WRITTEN INSTRUCTION:
Select from the data all lines with the word "will".

DATA PROVIDED:

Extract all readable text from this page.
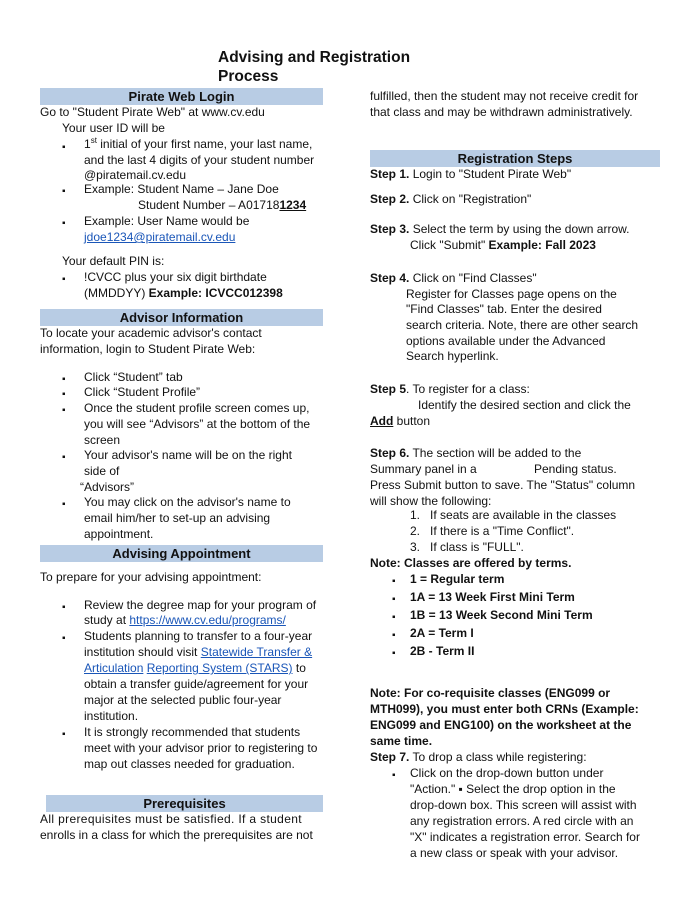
Advising and Registration
Process
Pirate Web Login
Go to "Student Pirate Web" at www.cv.edu
Your user ID will be
▪ 1st initial of your first name, your last name,
and the last 4 digits of your student number
@piratemail.cv.edu
▪ Example: Student Name – Jane Doe
Student Number – A017181234
▪ Example: User Name would be
jdoe1234@piratemail.cv.edu
Your default PIN is:
▪ !CVCC plus your six digit birthdate
(MMDDYY) Example: ICVCC012398
Advisor Information
To locate your academic advisor's contact
information, login to Student Pirate Web:
▪ Click “Student” tab
▪ Click “Student Profile”
▪ Once the student profile screen comes up,
you will see “Advisors” at the bottom of the
screen
▪ Your advisor's name will be on the right
side of
“Advisors”
▪ You may click on the advisor's name to
email him/her to set-up an advising
appointment.
Advising Appointment
To prepare for your advising appointment:
▪ Review the degree map for your program of
study at https://www.cv.edu/programs/
▪ Students planning to transfer to a four-year
institution should visit Statewide Transfer &
Articulation Reporting System (STARS) to
obtain a transfer guide/agreement for your
major at the selected public four-year
institution.
▪ It is strongly recommended that students
meet with your advisor prior to registering to
map out classes needed for graduation.
Prerequisites
All prerequisites must be satisfied. If a student
enrolls in a class for which the prerequisites are not
fulfilled, then the student may not receive credit for
that class and may be withdrawn administratively.
Registration Steps
Step 1. Login to "Student Pirate Web"
Step 2. Click on "Registration"
Step 3. Select the term by using the down arrow.
Click "Submit" Example: Fall 2023
Step 4. Click on "Find Classes"
Register for Classes page opens on the
"Find Classes" tab. Enter the desired
search criteria. Note, there are other search
options available under the Advanced
Search hyperlink.
Step 5. To register for a class:
Identify the desired section and click the
Add button
Step 6. The section will be added to the
Summary panel in a	Pending status.
Press Submit button to save. The "Status" column
will show the following:
1.   If seats are available in the classes
2.   If there is a "Time Conflict".
3.   If class is "FULL".
Note: Classes are offered by terms.
▪ 1 = Regular term
▪ 1A = 13 Week First Mini Term
▪ 1B = 13 Week Second Mini Term
▪ 2A = Term I
▪ 2B - Term II
Note: For co-requisite classes (ENG099 or
MTH099), you must enter both CRNs (Example:
ENG099 and ENG100) on the worksheet at the
same time.
Step 7. To drop a class while registering:
▪ Click on the drop-down button under
"Action." ▪ Select the drop option in the
drop-down box. This screen will assist with
any registration errors. A red circle with an
"X" indicates a registration error. Search for
a new class or speak with your advisor.
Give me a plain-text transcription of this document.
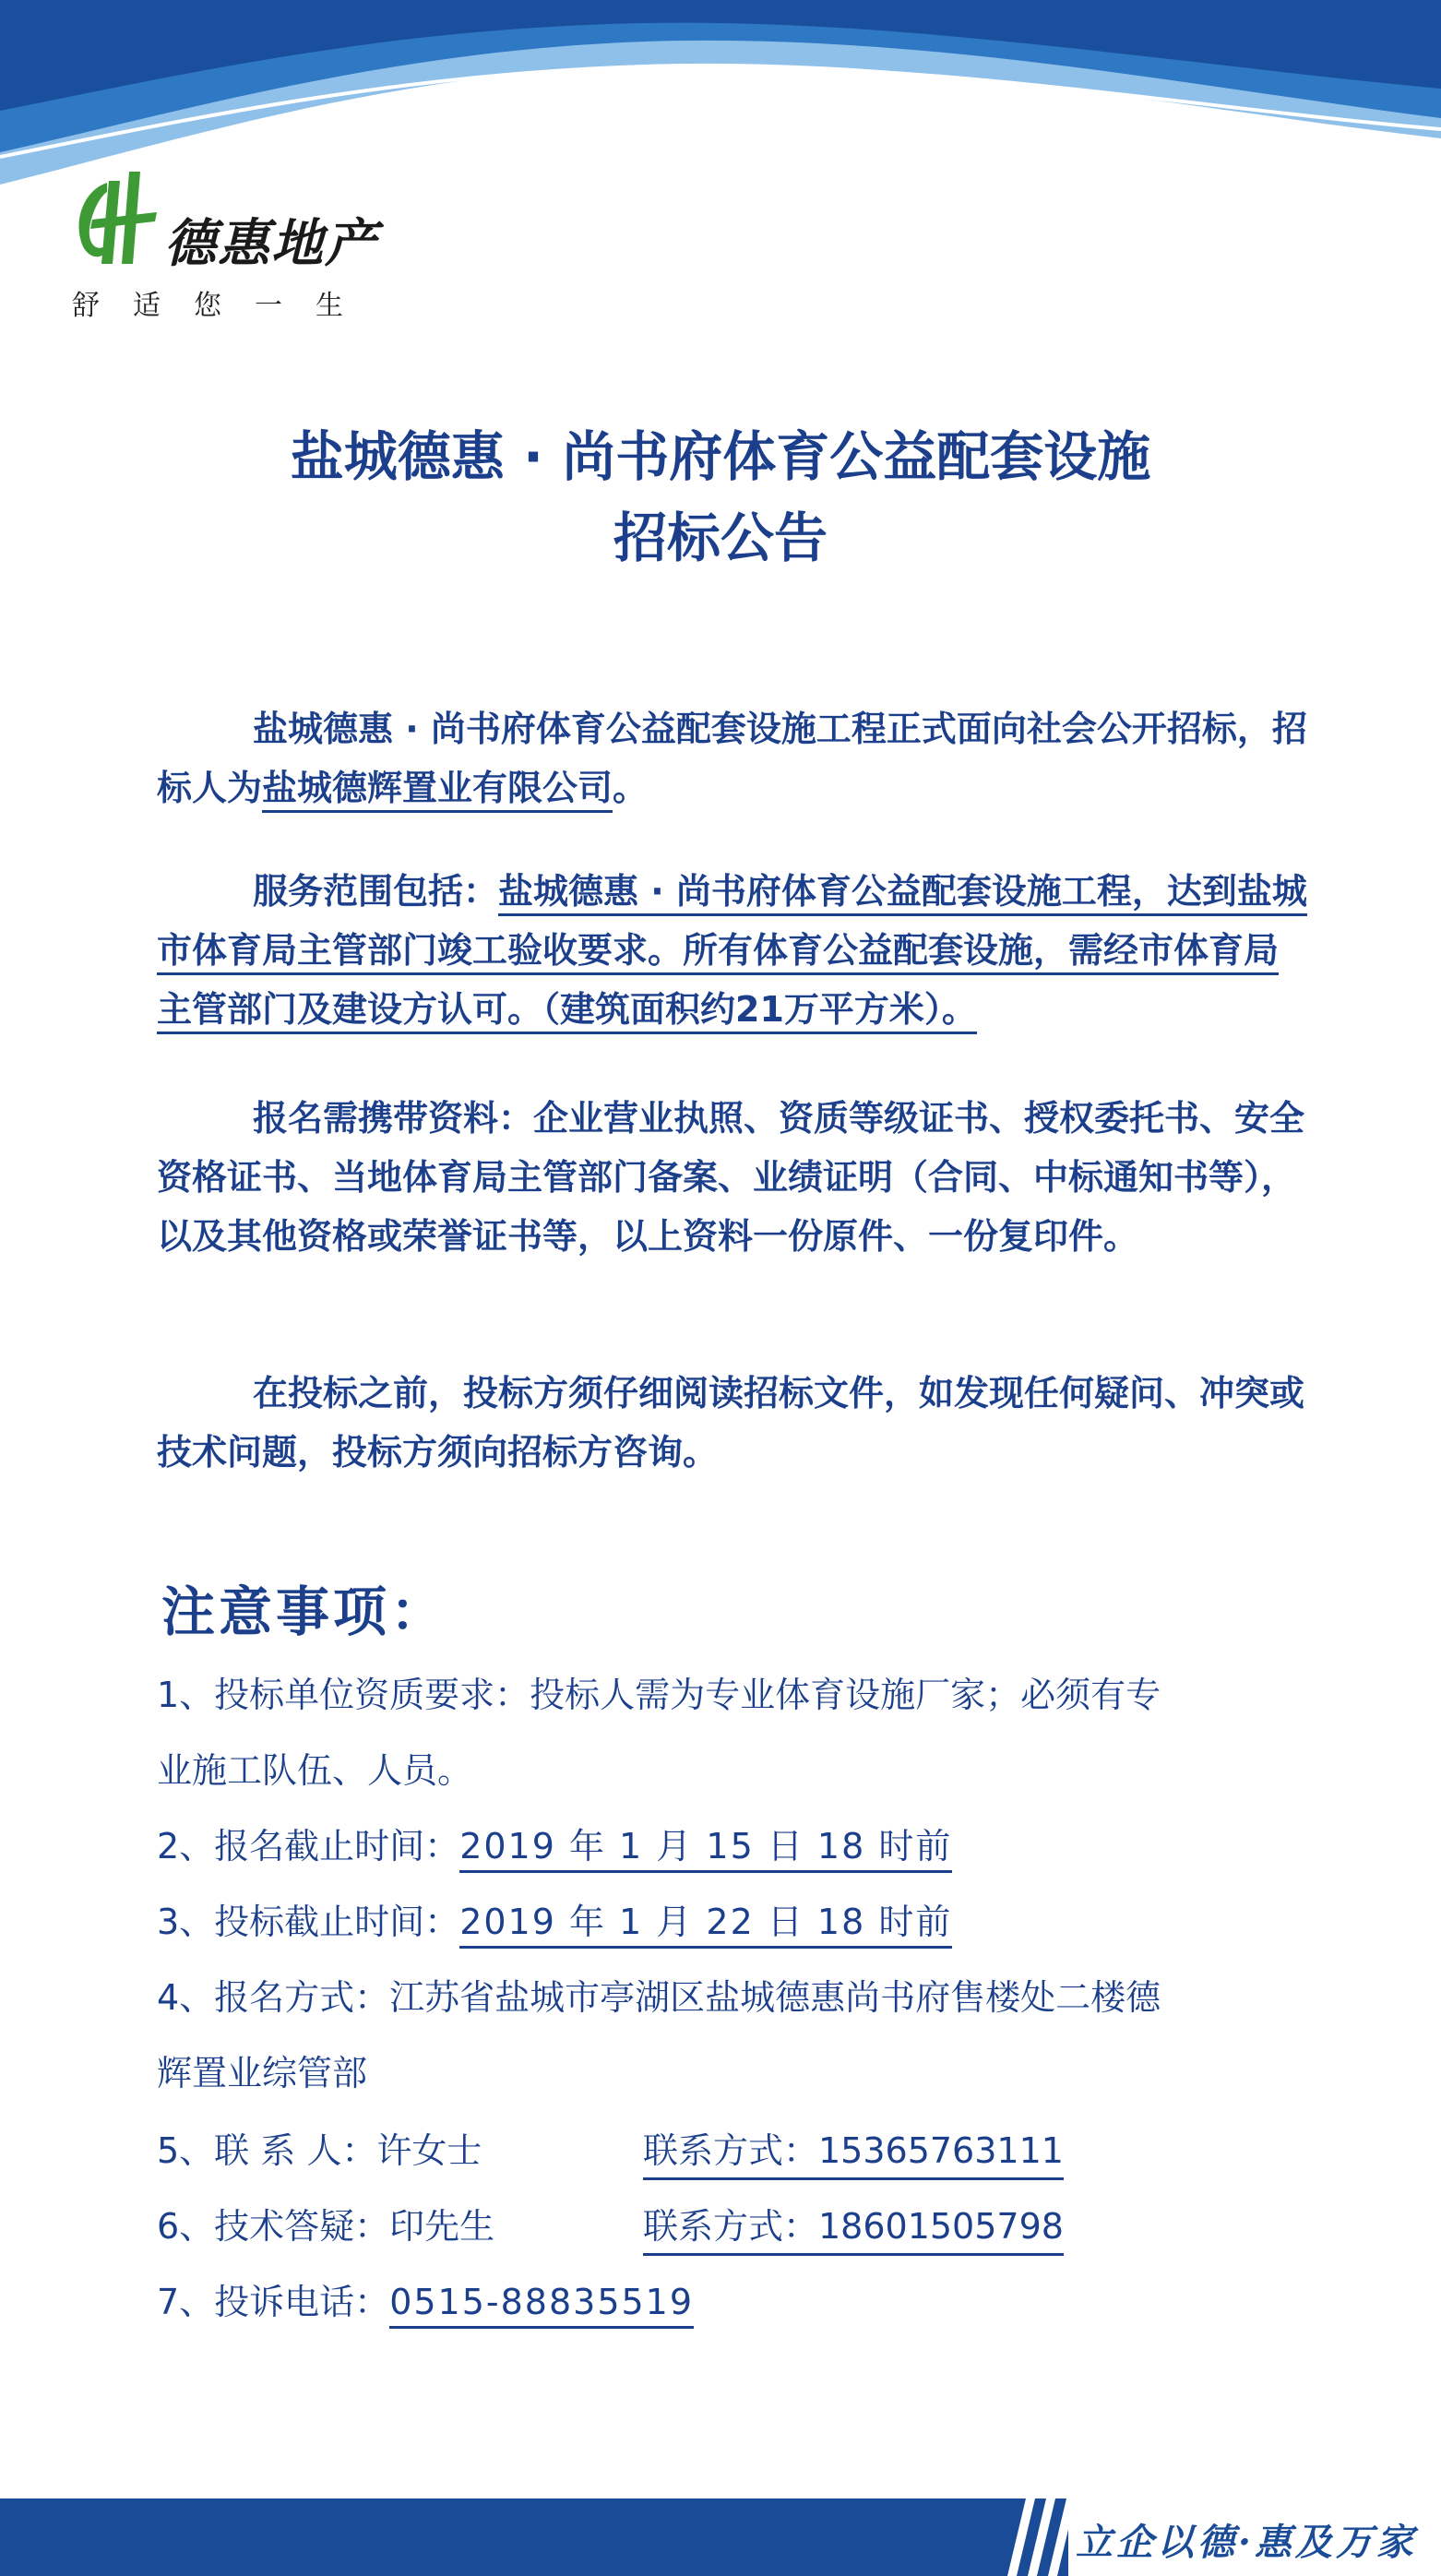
德惠地产
舒适您一生
盐城德惠 · 尚书府体育公益配套设施
招标公告

盐城德惠 · 尚书府体育公益配套设施工程正式面向社会公开招标，招标人为盐城德辉置业有限公司。

服务范围包括：盐城德惠 · 尚书府体育公益配套设施工程，达到盐城市体育局主管部门竣工验收要求。所有体育公益配套设施，需经市体育局主管部门及建设方认可。（建筑面积约21万平方米）。

报名需携带资料：企业营业执照、资质等级证书、授权委托书、安全资格证书、当地体育局主管部门备案、业绩证明（合同、中标通知书等），以及其他资格或荣誉证书等，以上资料一份原件、一份复印件。

在投标之前，投标方须仔细阅读招标文件，如发现任何疑问、冲突或技术问题，投标方须向招标方咨询。

注意事项：
1、投标单位资质要求：投标人需为专业体育设施厂家；必须有专
业施工队伍、人员。
2、报名截止时间：2019 年 1 月 15 日 18 时前
3、投标截止时间：2019 年 1 月 22 日 18 时前
4、报名方式：江苏省盐城市亭湖区盐城德惠尚书府售楼处二楼德
辉置业综管部
5、联 系 人：许女士	联系方式：15365763111
6、技术答疑：印先生	联系方式：18601505798
7、投诉电话：0515-88835519
立企以德·惠及万家
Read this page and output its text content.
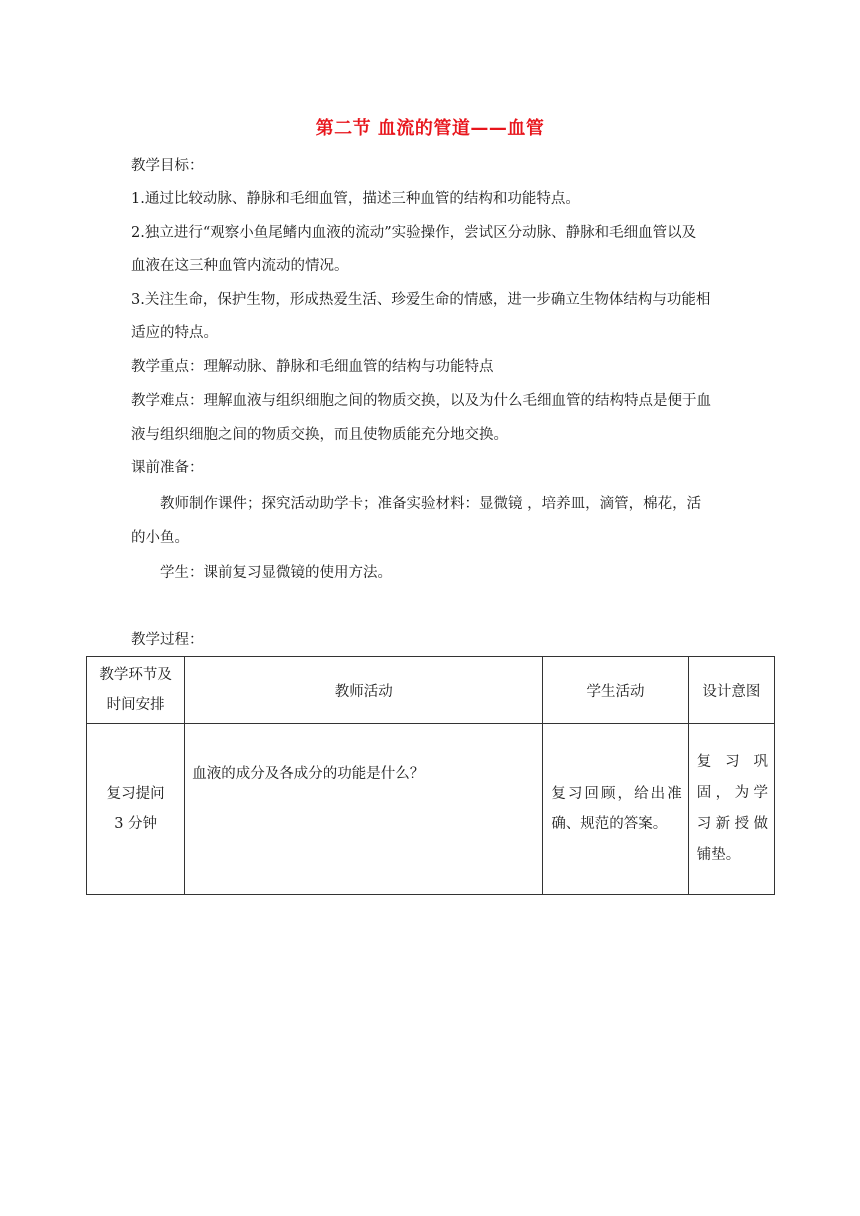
第二节 血流的管道——血管
教学目标：
1.通过比较动脉、静脉和毛细血管，描述三种血管的结构和功能特点。
2.独立进行“观察小鱼尾鳍内血液的流动”实验操作，尝试区分动脉、静脉和毛细血管以及
血液在这三种血管内流动的情况。
3.关注生命，保护生物，形成热爱生活、珍爱生命的情感，进一步确立生物体结构与功能相
适应的特点。
教学重点：理解动脉、静脉和毛细血管的结构与功能特点
教学难点：理解血液与组织细胞之间的物质交换，以及为什么毛细血管的结构特点是便于血
液与组织细胞之间的物质交换，而且使物质能充分地交换。
课前准备：
教师制作课件；探究活动助学卡；准备实验材料：显微镜 ，培养皿，滴管，棉花，活
的小鱼。
学生：课前复习显微镜的使用方法。
教学过程：
教学环节及
时间安排	教师活动	学生活动	设计意图

复习提问
3 分钟	血液的成分及各成分的功能是什么？	复习回顾，给出准确、规范的答案。	复习巩固，为学习新授做铺垫。
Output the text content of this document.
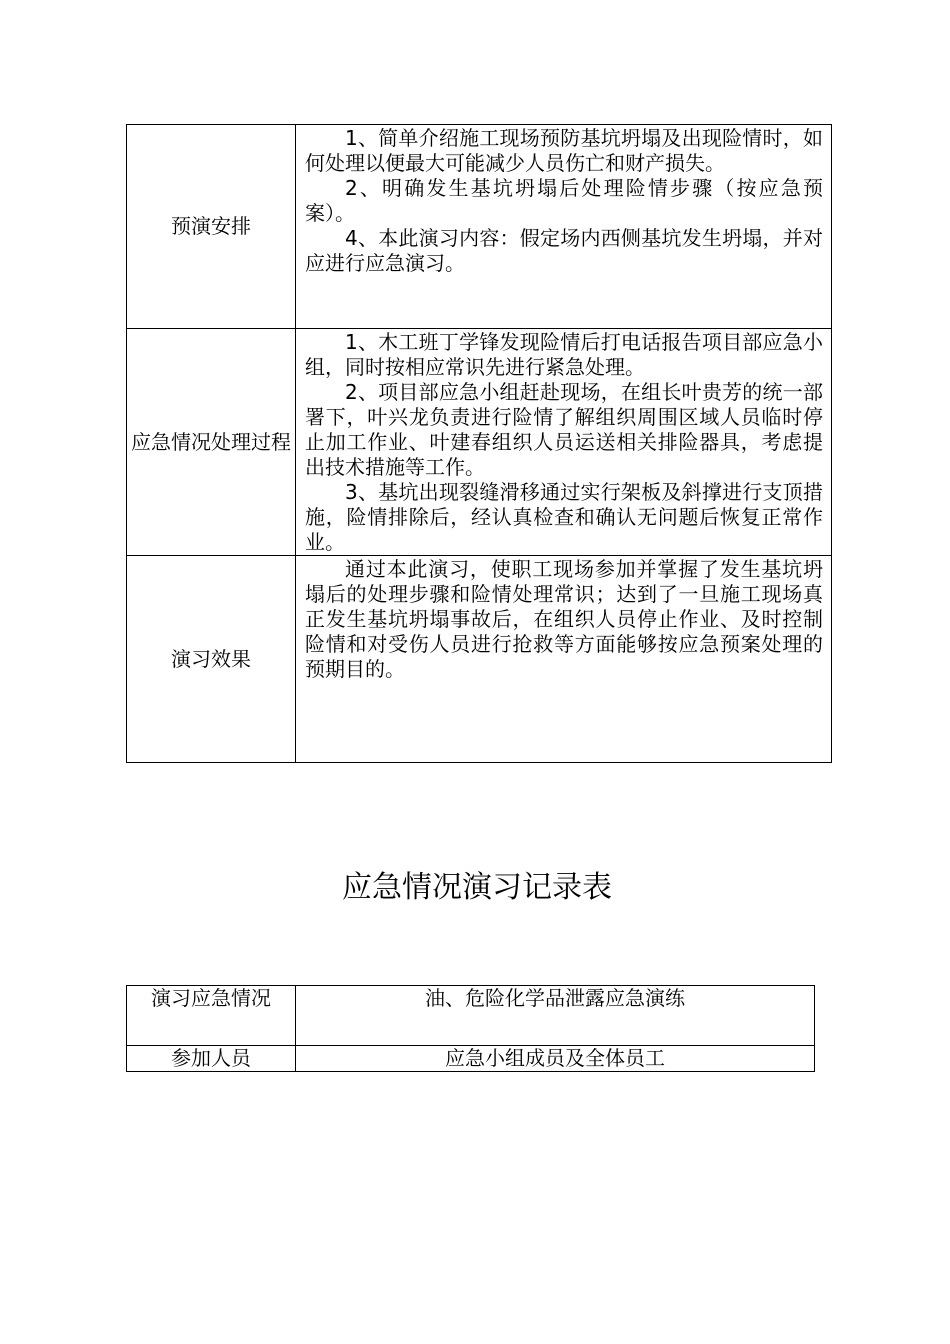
预演安排	1、简单介绍施工现场预防基坑坍塌及出现险情时，如何处理以便最大可能减少人员伤亡和财产损失。

2、明确发生基坑坍塌后处理险情步骤（按应急预案）。

4、本此演习内容：假定场内西侧基坑发生坍塌，并对应进行应急演习。

应急情况处理过程	1、木工班丁学锋发现险情后打电话报告项目部应急小组，同时按相应常识先进行紧急处理。

2、项目部应急小组赶赴现场，在组长叶贵芳的统一部署下，叶兴龙负责进行险情了解组织周围区域人员临时停止加工作业、叶建春组织人员运送相关排险器具，考虑提出技术措施等工作。

3、基坑出现裂缝滑移通过实行架板及斜撑进行支顶措施，险情排除后，经认真检查和确认无问题后恢复正常作业。

演习效果	通过本此演习，使职工现场参加并掌握了发生基坑坍塌后的处理步骤和险情处理常识；达到了一旦施工现场真正发生基坑坍塌事故后，在组织人员停止作业、及时控制险情和对受伤人员进行抢救等方面能够按应急预案处理的预期目的。

应急情况演习记录表
演习应急情况	油、危险化学品泄露应急演练
参加人员	应急小组成员及全体员工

FINAL ANSWER:
Your user ID will be
you will see “Advisors” at the bottom of the
▪ Your advisor's name will be on the right
Step 6. The section will be added to the
will show the following:
drop-down box. This screen will assist with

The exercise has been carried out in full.